### Défis
[a] D'après le passage sur Ljuba, entre quelles puissances la Yougoslavie est-elle répartie en zones d'occupation ou en protectorats ? Indiquez toutes les nationalités mentionnées.
[b] Indiquez si chacune des affirmations suivantes concorde avec le passage sur Ljuba, en citant les mots décisifs : (i) Belgrade est prise le 13 avril ; (ii) Ljuba est exclu des Arts décoratifs en 1959 ; (iii) les civils représentent deux tiers des morts des guerres de 1991 à 1999.
[c] Poursuivez le passage sur Ljuba au-delà de sa dernière phrase.

L’enfance de Ljuba est marquée par un rapport privilégié à la nature, à la littérature et au dessin déjà, mais aussi par la violence, les horreurs de la Deuxième Guerre mondiale. L’invasion de la Yougoslavie par les nazis et leurs alliés, a lieu en avril 1941. La Luftwaffe déclenche l’Opération Châtiment et bombarde Belgrade, qui est prise le 13 avril. À Valjevo, les officiers allemands réquisitionnent la maison des Popović, qui doivent se réfugier dans le centre de la ville. L’Allemagne et l’Italie démembrent la Yougoslavie, divisée en zones d’occupation allemande ou en protectorats italiens, hongrois ou bulgares. Deux régimes collaborateurs sont instaurés : l’État indépendant de Croatie et le Gouvernement de Salut National de Serbie. Jusqu’en mai 1945, la guerre mondiale se double en Yougoslavie d’une guerre civile extrêmement violente, théâtre de nombreux massacres, de nettoyages ethniques et de crimes de guerre de toutes sortes. Les conditions d’occupation, et notamment les atrocités commises par les Oustachis croates, suscitent deux mouvements de résistance qui se trouvent cependant très vite en conflit l’un avec l’autre : les Tchetniks nationalistes et monarchistes commandés par Draža Mihailović, et les Partisans communistes commandés par Tito. Ce sont ces derniers qui l’emportent en 1945 (..)

Entre 1991 et 1999, deux séries de guerres se succèdent en affectant les six républiques de la défunte République fédérale socialiste de Yougoslavie. Ces guerres sont les plus meurtrières en Europe depuis la fin de la Seconde Guerre mondiale. On estime que leur bilan humain s’élève à 300.000 morts dont deux tiers de civils, s’accompagnant de 4 millions de personnes déplacées. (..) Pourquoi s’étendre quelque peu sur ces évènements dramatiques ? Tout simplement pour bien montrer que l’omniprésence de la mort, du chaos et des fantômes dans l’œuvre de Ljuba, doivent bien plus à cette réalité imbuvable qu’aux légendes et contes populaires serbes, qui ont pu le bercer. Dans les années 90, Ljuba peindra notamment deux tableaux apocalyptiques : Les exercices de nostalgie et Escalier d’une civilisation mourante.

Retour en 1953 : Après le lycée, Ljuba gagne Belgrade et s’inscrit à la Faculté d’Histoire de l’Art, ainsi qu’à un cours de dessin où il apprend le nu académique, avant d’intégrer en 1954, l’École des Arts décoratifs où il dessine des modèles vivants grandeur nature. Exclu, en 1958, des Arts décoratifs pour cause de non-respect des règles académiques, Ljuba s’inscrit en 1959 à l’Académie des Beaux-Arts de Belgrade. La même année, il découvre la peinture surréaliste à travers l’exposition de la collection Urvater à Belgrade ; ville où on le sait, et Ljuba ne l’ignore pas, le surréalisme serbe s’est développé entre 1922 et 1932 en même temps que le surréalisme français. « En tant que mouvement organisé, écrit Jelena Novaković le groupe surréaliste de Belgrade commence en 1930, au moment où, en Serbie, débute la période d’absolutisme qui va durer jusqu’à la Seconde Guerre mondiale (Dictature du 6 janvier 1929 et Constitution octroyée du 3 septembre 1931) et où l’esprit surréaliste d’opposition et de révolte prend un caractère social et politique en accord avec l’esprit révolutionnaire du surréalisme français et avec la transformation de La Révolution surréaliste en Le Surréalisme au service de la révolution (en 1930). »

### Extrait de données
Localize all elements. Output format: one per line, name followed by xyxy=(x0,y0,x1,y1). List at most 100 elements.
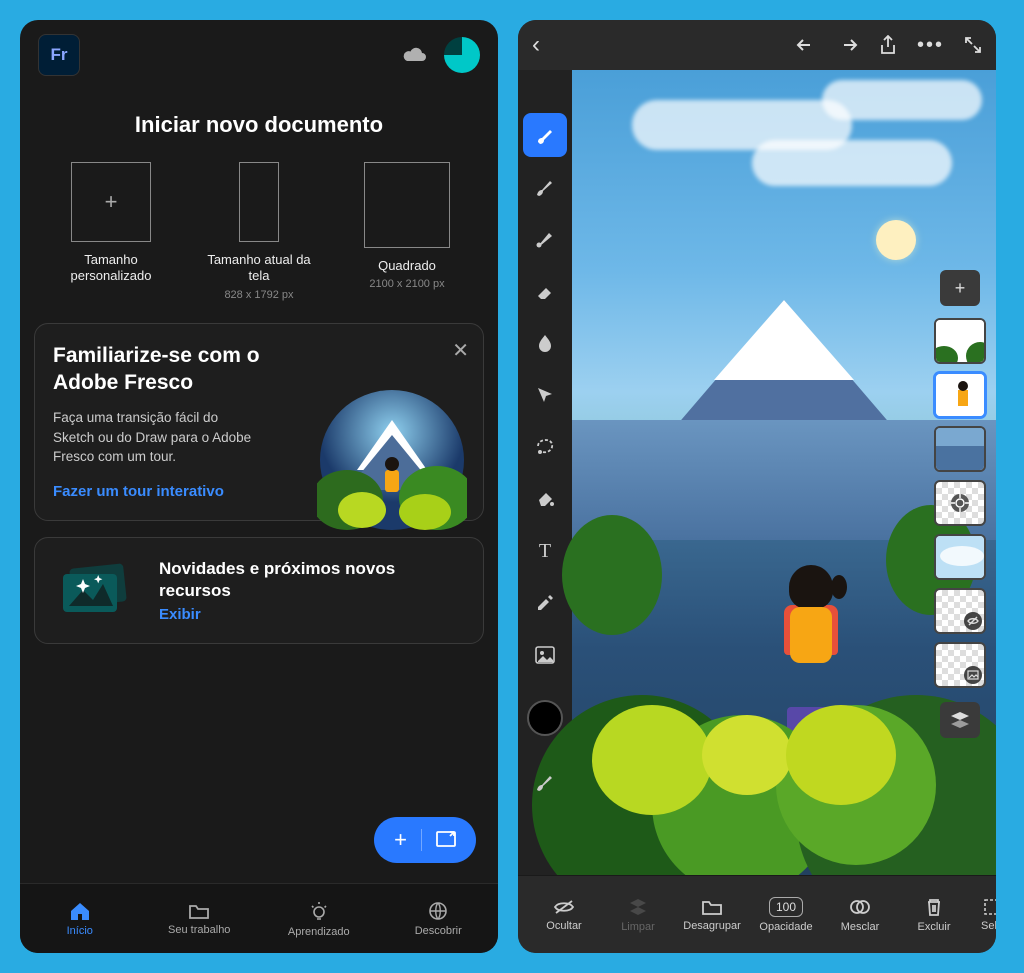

### Réponses dans l'ordre
[a] Allemande, italienne, hongroise, bulgare.

[b]
(i) Oui : « qui est prise le 13 avril ».
(ii) Non : « Exclu, en 1958, des Arts décoratifs ».
(iii) Oui : « 300.000 morts dont deux tiers de civils ».

[c]
En 1960, avec des amis, Ljuba cofonde le groupe d’avant-garde Mediala (Miel et Dragon. Le miel, représentant tout ce que l’homme désire, et le dragon, tout ce qu’il redoute) et participe à des expositions de groupe, dont au Salon d’Octobre de Belgrade. L’année suivante Ljuba accomplit son service militaire à l’école des officiers de réserve, dans la forteresse de Bileća, à l’est de l’Herzégovine, où il devient ami avec l’écrivain Danilo Kiš, dont l’œuvre romanesque sera considérée comme l’une des plus importantes de la littérature yougoslave et serbe.

En 1962, Ljuba participe, avec le groupe Mediala, auquel se joignent le peintre monténégrin Dado et le serbe Vladimir Veličković, à l’exposition « Nouvelles Formes de Surréalisme et de Relationnisme », à la galerie Kulturni Centar de Belgrade ; puis au Salon d’Octobre, à la Biennale des Jeunes de Rijeka et à l’exposition « Le Rêve et l’Imagination », à Požarevac (nord-est de la Serbie). Ljuba témoigne : « J’étais toujours un peu malheureux dans le travail d’après nature, car je voyais dans le modèle plus de choses qu’il n’y en avait. » Ljuba constitue alors ce que Sarane Alexandrian appelle « la substructure de sa peinture », expérimentant deux thèmes qui ne cesseront de le hanter, et qu’il accommodera de toutes les façons possibles, avec des détails supplémentaires : celui du repas sacrificiel et celui des morts vivants, faisant alors naître in vitro quelques monstres qui auront une nombreuse postérité. Ljuba commence également une interrogation aussi singulière que passionnée, sur le corps féminin. Naissent alors sur les toiles, des nus aux tonalités sombres, très expressifs, décharnés et spectraux, mutilés ou corrodés, qui se métamorphosent partiellement en objets abstraits.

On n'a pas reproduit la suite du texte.